** START **
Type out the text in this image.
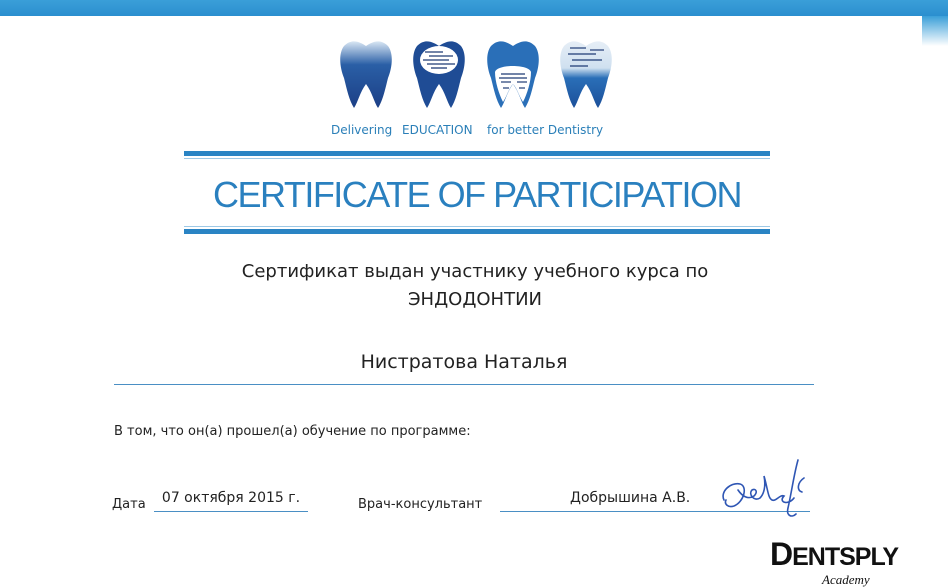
Delivering EDUCATION for better Dentistry
CERTIFICATE OF PARTICIPATION
Сертификат выдан участнику учебного курса по
ЭНДОДОНТИИ
Нистратова Наталья
В том, что он(а) прошел(а) обучение по программе:
Дата	07 октября 2015 г.	Врач-консультант	Добрышина А.В.
DENTSPLY
Academy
** END **
WRITTEN PROBLEM: Copy the records above exactly. The pictures are not part of the copy.

EXPECTED OUTPUT:
Type out the text in this image.
Delivering EDUCATION for better Dentistry
CERTIFICATE OF PARTICIPATION
Сертификат выдан участнику учебного курса по
ЭНДОДОНТИИ
Нистратова Наталья
В том, что он(а) прошел(а) обучение по программе:
Дата	07 октября 2015 г.	Врач-консультант	Добрышина А.В.
DENTSPLY
Academy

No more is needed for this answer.